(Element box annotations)
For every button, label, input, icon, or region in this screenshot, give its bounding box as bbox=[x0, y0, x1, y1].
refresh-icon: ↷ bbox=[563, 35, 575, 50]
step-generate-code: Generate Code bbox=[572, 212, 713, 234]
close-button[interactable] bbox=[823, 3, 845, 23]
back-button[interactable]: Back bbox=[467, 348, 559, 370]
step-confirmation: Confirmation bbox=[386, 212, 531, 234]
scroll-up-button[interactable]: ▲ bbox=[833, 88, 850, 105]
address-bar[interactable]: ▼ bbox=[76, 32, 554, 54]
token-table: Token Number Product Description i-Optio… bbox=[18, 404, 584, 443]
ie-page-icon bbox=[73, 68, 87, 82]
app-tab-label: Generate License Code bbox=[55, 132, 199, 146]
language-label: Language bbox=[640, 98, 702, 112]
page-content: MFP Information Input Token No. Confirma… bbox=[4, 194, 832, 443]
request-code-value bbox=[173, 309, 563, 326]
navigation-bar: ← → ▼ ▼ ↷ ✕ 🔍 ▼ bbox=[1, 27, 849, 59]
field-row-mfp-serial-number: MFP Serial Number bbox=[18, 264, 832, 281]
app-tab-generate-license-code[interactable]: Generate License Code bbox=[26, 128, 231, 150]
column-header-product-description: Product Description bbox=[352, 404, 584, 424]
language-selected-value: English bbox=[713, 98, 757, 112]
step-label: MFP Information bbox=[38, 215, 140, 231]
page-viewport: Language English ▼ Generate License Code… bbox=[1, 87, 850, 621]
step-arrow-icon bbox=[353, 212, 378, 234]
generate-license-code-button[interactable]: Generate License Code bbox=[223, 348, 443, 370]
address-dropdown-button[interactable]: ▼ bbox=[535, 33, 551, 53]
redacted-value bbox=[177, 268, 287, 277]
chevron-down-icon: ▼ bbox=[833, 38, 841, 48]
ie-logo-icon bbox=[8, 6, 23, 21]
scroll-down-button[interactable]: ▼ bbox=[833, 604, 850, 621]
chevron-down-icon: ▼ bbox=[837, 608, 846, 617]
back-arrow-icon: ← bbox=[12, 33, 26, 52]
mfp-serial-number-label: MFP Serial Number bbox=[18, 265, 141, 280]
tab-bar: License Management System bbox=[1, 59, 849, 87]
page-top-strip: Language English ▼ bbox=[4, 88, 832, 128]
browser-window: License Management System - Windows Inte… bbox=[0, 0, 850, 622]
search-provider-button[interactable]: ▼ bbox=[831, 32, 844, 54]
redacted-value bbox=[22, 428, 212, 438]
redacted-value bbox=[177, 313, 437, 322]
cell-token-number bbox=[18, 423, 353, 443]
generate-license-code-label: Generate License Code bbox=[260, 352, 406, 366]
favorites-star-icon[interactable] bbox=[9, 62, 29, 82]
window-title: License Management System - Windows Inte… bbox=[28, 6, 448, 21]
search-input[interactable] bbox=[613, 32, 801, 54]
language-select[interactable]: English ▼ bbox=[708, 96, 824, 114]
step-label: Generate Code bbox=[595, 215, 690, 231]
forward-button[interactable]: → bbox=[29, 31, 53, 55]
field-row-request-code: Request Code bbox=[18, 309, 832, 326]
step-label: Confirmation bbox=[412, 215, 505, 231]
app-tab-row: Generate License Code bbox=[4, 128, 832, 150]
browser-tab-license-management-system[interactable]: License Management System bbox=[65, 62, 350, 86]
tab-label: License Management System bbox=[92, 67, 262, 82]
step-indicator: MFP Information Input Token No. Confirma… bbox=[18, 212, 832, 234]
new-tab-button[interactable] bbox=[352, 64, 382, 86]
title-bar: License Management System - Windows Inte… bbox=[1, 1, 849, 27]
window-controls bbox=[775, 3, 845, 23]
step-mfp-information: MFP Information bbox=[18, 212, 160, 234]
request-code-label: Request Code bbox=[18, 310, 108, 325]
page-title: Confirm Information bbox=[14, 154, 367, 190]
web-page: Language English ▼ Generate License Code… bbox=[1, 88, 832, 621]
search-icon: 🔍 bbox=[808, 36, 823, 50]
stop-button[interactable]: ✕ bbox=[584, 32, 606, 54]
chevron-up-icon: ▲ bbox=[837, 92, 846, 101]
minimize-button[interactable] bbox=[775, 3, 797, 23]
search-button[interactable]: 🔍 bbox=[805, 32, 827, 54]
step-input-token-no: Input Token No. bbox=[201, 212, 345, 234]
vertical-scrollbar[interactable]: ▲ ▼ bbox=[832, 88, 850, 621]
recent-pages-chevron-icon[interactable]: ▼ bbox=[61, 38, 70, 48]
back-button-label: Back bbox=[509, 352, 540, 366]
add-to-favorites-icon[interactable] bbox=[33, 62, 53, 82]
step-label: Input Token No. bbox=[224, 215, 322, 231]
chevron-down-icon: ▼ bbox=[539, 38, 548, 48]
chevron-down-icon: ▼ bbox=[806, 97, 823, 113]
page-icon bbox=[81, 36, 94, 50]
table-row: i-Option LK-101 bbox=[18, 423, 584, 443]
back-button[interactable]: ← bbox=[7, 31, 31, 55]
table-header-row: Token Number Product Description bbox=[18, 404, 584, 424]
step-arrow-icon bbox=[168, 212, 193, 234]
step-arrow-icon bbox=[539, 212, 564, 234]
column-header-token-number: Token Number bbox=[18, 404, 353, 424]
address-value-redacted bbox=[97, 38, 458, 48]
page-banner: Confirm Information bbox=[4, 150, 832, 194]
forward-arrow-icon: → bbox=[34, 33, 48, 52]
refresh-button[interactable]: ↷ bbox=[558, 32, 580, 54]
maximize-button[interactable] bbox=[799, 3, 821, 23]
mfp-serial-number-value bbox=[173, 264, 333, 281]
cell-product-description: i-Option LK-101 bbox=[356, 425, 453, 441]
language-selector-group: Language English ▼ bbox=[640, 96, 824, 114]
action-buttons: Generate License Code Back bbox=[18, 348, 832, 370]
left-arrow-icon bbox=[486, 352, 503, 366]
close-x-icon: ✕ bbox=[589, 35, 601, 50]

Stated exercise:
Could you copy every one of the records above word for word, with nothing changed?

Result of this task:
For every button, label, input, icon, or region in this screenshot, give its bounding box as bbox=[x0, y0, x1, y1].
refresh-icon: ↷ bbox=[563, 35, 575, 50]
step-generate-code: Generate Code bbox=[572, 212, 713, 234]
close-button[interactable] bbox=[823, 3, 845, 23]
back-button[interactable]: Back bbox=[467, 348, 559, 370]
step-confirmation: Confirmation bbox=[386, 212, 531, 234]
scroll-up-button[interactable]: ▲ bbox=[833, 88, 850, 105]
address-bar[interactable]: ▼ bbox=[76, 32, 554, 54]
token-table: Token Number Product Description i-Optio… bbox=[18, 404, 584, 443]
ie-page-icon bbox=[73, 68, 87, 82]
app-tab-label: Generate License Code bbox=[55, 132, 199, 146]
language-label: Language bbox=[640, 98, 702, 112]
page-content: MFP Information Input Token No. Confirma… bbox=[4, 194, 832, 443]
request-code-value bbox=[173, 309, 563, 326]
navigation-bar: ← → ▼ ▼ ↷ ✕ 🔍 ▼ bbox=[1, 27, 849, 59]
field-row-mfp-serial-number: MFP Serial Number bbox=[18, 264, 832, 281]
app-tab-generate-license-code[interactable]: Generate License Code bbox=[26, 128, 231, 150]
column-header-product-description: Product Description bbox=[352, 404, 584, 424]
language-selected-value: English bbox=[713, 98, 757, 112]
step-label: MFP Information bbox=[38, 215, 140, 231]
page-viewport: Language English ▼ Generate License Code… bbox=[1, 87, 850, 621]
step-arrow-icon bbox=[353, 212, 378, 234]
generate-license-code-button[interactable]: Generate License Code bbox=[223, 348, 443, 370]
address-dropdown-button[interactable]: ▼ bbox=[535, 33, 551, 53]
redacted-value bbox=[177, 268, 287, 277]
chevron-down-icon: ▼ bbox=[833, 38, 841, 48]
ie-logo-icon bbox=[8, 6, 23, 21]
scroll-down-button[interactable]: ▼ bbox=[833, 604, 850, 621]
chevron-down-icon: ▼ bbox=[837, 608, 846, 617]
back-arrow-icon: ← bbox=[12, 33, 26, 52]
mfp-serial-number-label: MFP Serial Number bbox=[18, 265, 141, 280]
tab-bar: License Management System bbox=[1, 59, 849, 87]
page-top-strip: Language English ▼ bbox=[4, 88, 832, 128]
browser-window: License Management System - Windows Inte… bbox=[0, 0, 850, 622]
search-provider-button[interactable]: ▼ bbox=[831, 32, 844, 54]
redacted-value bbox=[22, 428, 212, 438]
redacted-value bbox=[177, 313, 437, 322]
cell-token-number bbox=[18, 423, 353, 443]
generate-license-code-label: Generate License Code bbox=[260, 352, 406, 366]
favorites-star-icon[interactable] bbox=[9, 62, 29, 82]
window-title: License Management System - Windows Inte… bbox=[28, 6, 448, 21]
search-input[interactable] bbox=[613, 32, 801, 54]
language-select[interactable]: English ▼ bbox=[708, 96, 824, 114]
step-label: Generate Code bbox=[595, 215, 690, 231]
forward-button[interactable]: → bbox=[29, 31, 53, 55]
field-row-request-code: Request Code bbox=[18, 309, 832, 326]
step-label: Confirmation bbox=[412, 215, 505, 231]
app-tab-row: Generate License Code bbox=[4, 128, 832, 150]
browser-tab-license-management-system[interactable]: License Management System bbox=[65, 62, 350, 86]
tab-label: License Management System bbox=[92, 67, 262, 82]
step-indicator: MFP Information Input Token No. Confirma… bbox=[18, 212, 832, 234]
new-tab-button[interactable] bbox=[352, 64, 382, 86]
title-bar: License Management System - Windows Inte… bbox=[1, 1, 849, 27]
window-controls bbox=[775, 3, 845, 23]
step-mfp-information: MFP Information bbox=[18, 212, 160, 234]
request-code-label: Request Code bbox=[18, 310, 108, 325]
page-title: Confirm Information bbox=[14, 154, 367, 190]
web-page: Language English ▼ Generate License Code… bbox=[1, 88, 832, 621]
search-icon: 🔍 bbox=[808, 36, 823, 50]
stop-button[interactable]: ✕ bbox=[584, 32, 606, 54]
chevron-up-icon: ▲ bbox=[837, 92, 846, 101]
minimize-button[interactable] bbox=[775, 3, 797, 23]
search-button[interactable]: 🔍 bbox=[805, 32, 827, 54]
step-input-token-no: Input Token No. bbox=[201, 212, 345, 234]
vertical-scrollbar[interactable]: ▲ ▼ bbox=[832, 88, 850, 621]
recent-pages-chevron-icon[interactable]: ▼ bbox=[61, 38, 70, 48]
back-button-label: Back bbox=[509, 352, 540, 366]
add-to-favorites-icon[interactable] bbox=[33, 62, 53, 82]
step-label: Input Token No. bbox=[224, 215, 322, 231]
chevron-down-icon: ▼ bbox=[539, 38, 548, 48]
chevron-down-icon: ▼ bbox=[806, 97, 823, 113]
page-icon bbox=[81, 36, 94, 50]
table-row: i-Option LK-101 bbox=[18, 423, 584, 443]
back-button[interactable]: ← bbox=[7, 31, 31, 55]
table-header-row: Token Number Product Description bbox=[18, 404, 584, 424]
step-arrow-icon bbox=[168, 212, 193, 234]
step-arrow-icon bbox=[539, 212, 564, 234]
column-header-token-number: Token Number bbox=[18, 404, 353, 424]
address-value-redacted bbox=[97, 38, 458, 48]
page-banner: Confirm Information bbox=[4, 150, 832, 194]
forward-arrow-icon: → bbox=[34, 33, 48, 52]
refresh-button[interactable]: ↷ bbox=[558, 32, 580, 54]
maximize-button[interactable] bbox=[799, 3, 821, 23]
mfp-serial-number-value bbox=[173, 264, 333, 281]
cell-product-description: i-Option LK-101 bbox=[356, 425, 453, 441]
language-selector-group: Language English ▼ bbox=[640, 96, 824, 114]
action-buttons: Generate License Code Back bbox=[18, 348, 832, 370]
left-arrow-icon bbox=[486, 352, 503, 366]
close-x-icon: ✕ bbox=[589, 35, 601, 50]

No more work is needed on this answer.